(Collection entries)
>> begin
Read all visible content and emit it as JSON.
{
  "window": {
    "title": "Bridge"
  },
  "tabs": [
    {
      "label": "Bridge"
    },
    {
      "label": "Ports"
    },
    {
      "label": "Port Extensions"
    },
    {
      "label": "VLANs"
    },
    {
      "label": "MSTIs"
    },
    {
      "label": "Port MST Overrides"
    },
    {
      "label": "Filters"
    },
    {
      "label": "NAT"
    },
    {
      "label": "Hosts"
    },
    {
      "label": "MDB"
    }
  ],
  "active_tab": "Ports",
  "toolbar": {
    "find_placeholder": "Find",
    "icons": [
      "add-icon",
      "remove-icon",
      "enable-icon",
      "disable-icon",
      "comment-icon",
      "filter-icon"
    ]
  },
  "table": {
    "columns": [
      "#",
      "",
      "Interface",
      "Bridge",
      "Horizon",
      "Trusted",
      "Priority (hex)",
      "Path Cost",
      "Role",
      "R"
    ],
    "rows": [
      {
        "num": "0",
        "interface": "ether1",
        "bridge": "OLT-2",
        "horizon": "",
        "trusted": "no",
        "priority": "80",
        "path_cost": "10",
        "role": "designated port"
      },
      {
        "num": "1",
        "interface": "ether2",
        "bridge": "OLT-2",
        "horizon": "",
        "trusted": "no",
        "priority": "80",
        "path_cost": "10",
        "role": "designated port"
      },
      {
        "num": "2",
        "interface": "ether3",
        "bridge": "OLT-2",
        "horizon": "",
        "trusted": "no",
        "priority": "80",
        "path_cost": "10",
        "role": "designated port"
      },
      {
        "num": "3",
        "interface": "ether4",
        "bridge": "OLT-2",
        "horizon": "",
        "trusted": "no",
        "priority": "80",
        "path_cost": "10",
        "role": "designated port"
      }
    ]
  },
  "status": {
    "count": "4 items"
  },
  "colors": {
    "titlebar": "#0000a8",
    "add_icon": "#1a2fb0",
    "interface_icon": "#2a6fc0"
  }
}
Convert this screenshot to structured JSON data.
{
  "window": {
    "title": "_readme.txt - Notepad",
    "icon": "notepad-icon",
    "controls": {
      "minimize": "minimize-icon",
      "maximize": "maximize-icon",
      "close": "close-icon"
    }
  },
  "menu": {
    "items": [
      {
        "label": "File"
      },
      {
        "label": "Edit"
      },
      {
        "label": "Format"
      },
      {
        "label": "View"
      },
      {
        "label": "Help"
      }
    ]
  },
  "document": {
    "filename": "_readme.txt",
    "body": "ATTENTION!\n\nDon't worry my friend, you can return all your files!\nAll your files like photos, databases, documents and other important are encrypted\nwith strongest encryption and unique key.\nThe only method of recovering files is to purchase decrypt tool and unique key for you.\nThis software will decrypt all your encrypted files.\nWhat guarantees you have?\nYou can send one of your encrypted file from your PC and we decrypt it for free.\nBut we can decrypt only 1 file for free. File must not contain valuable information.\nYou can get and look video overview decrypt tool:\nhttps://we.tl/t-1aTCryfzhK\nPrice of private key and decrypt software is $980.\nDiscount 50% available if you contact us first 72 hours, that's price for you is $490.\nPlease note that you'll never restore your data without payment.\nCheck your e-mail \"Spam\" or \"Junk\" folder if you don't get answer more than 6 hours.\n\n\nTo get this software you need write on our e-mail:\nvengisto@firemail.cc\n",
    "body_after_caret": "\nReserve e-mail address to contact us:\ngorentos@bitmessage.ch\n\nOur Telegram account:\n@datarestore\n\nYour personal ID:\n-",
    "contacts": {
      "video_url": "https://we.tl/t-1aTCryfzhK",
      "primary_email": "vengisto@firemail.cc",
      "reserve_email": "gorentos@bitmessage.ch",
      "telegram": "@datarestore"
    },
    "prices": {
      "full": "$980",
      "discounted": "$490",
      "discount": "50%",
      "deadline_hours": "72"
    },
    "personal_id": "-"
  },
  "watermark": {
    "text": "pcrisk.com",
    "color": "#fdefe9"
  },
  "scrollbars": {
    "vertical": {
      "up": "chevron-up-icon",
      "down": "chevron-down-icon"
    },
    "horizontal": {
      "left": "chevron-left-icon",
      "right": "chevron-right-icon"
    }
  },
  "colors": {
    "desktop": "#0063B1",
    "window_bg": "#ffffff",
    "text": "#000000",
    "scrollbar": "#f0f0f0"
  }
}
>> end
→ **Exercise details**:
Type out the material again exactly as presented.

→ **Result for this exercise**:
Read all visible content and emit it as JSON.
{
  "window": {
    "title": "Bridge"
  },
  "tabs": [
    {
      "label": "Bridge"
    },
    {
      "label": "Ports"
    },
    {
      "label": "Port Extensions"
    },
    {
      "label": "VLANs"
    },
    {
      "label": "MSTIs"
    },
    {
      "label": "Port MST Overrides"
    },
    {
      "label": "Filters"
    },
    {
      "label": "NAT"
    },
    {
      "label": "Hosts"
    },
    {
      "label": "MDB"
    }
  ],
  "active_tab": "Ports",
  "toolbar": {
    "find_placeholder": "Find",
    "icons": [
      "add-icon",
      "remove-icon",
      "enable-icon",
      "disable-icon",
      "comment-icon",
      "filter-icon"
    ]
  },
  "table": {
    "columns": [
      "#",
      "",
      "Interface",
      "Bridge",
      "Horizon",
      "Trusted",
      "Priority (hex)",
      "Path Cost",
      "Role",
      "R"
    ],
    "rows": [
      {
        "num": "0",
        "interface": "ether1",
        "bridge": "OLT-2",
        "horizon": "",
        "trusted": "no",
        "priority": "80",
        "path_cost": "10",
        "role": "designated port"
      },
      {
        "num": "1",
        "interface": "ether2",
        "bridge": "OLT-2",
        "horizon": "",
        "trusted": "no",
        "priority": "80",
        "path_cost": "10",
        "role": "designated port"
      },
      {
        "num": "2",
        "interface": "ether3",
        "bridge": "OLT-2",
        "horizon": "",
        "trusted": "no",
        "priority": "80",
        "path_cost": "10",
        "role": "designated port"
      },
      {
        "num": "3",
        "interface": "ether4",
        "bridge": "OLT-2",
        "horizon": "",
        "trusted": "no",
        "priority": "80",
        "path_cost": "10",
        "role": "designated port"
      }
    ]
  },
  "status": {
    "count": "4 items"
  },
  "colors": {
    "titlebar": "#0000a8",
    "add_icon": "#1a2fb0",
    "interface_icon": "#2a6fc0"
  }
}
Convert this screenshot to structured JSON data.
{
  "window": {
    "title": "_readme.txt - Notepad",
    "icon": "notepad-icon",
    "controls": {
      "minimize": "minimize-icon",
      "maximize": "maximize-icon",
      "close": "close-icon"
    }
  },
  "menu": {
    "items": [
      {
        "label": "File"
      },
      {
        "label": "Edit"
      },
      {
        "label": "Format"
      },
      {
        "label": "View"
      },
      {
        "label": "Help"
      }
    ]
  },
  "document": {
    "filename": "_readme.txt",
    "body": "ATTENTION!\n\nDon't worry my friend, you can return all your files!\nAll your files like photos, databases, documents and other important are encrypted\nwith strongest encryption and unique key.\nThe only method of recovering files is to purchase decrypt tool and unique key for you.\nThis software will decrypt all your encrypted files.\nWhat guarantees you have?\nYou can send one of your encrypted file from your PC and we decrypt it for free.\nBut we can decrypt only 1 file for free. File must not contain valuable information.\nYou can get and look video overview decrypt tool:\nhttps://we.tl/t-1aTCryfzhK\nPrice of private key and decrypt software is $980.\nDiscount 50% available if you contact us first 72 hours, that's price for you is $490.\nPlease note that you'll never restore your data without payment.\nCheck your e-mail \"Spam\" or \"Junk\" folder if you don't get answer more than 6 hours.\n\n\nTo get this software you need write on our e-mail:\nvengisto@firemail.cc\n",
    "body_after_caret": "\nReserve e-mail address to contact us:\ngorentos@bitmessage.ch\n\nOur Telegram account:\n@datarestore\n\nYour personal ID:\n-",
    "contacts": {
      "video_url": "https://we.tl/t-1aTCryfzhK",
      "primary_email": "vengisto@firemail.cc",
      "reserve_email": "gorentos@bitmessage.ch",
      "telegram": "@datarestore"
    },
    "prices": {
      "full": "$980",
      "discounted": "$490",
      "discount": "50%",
      "deadline_hours": "72"
    },
    "personal_id": "-"
  },
  "watermark": {
    "text": "pcrisk.com",
    "color": "#fdefe9"
  },
  "scrollbars": {
    "vertical": {
      "up": "chevron-up-icon",
      "down": "chevron-down-icon"
    },
    "horizontal": {
      "left": "chevron-left-icon",
      "right": "chevron-right-icon"
    }
  },
  "colors": {
    "desktop": "#0063B1",
    "window_bg": "#ffffff",
    "text": "#000000",
    "scrollbar": "#f0f0f0"
  }
}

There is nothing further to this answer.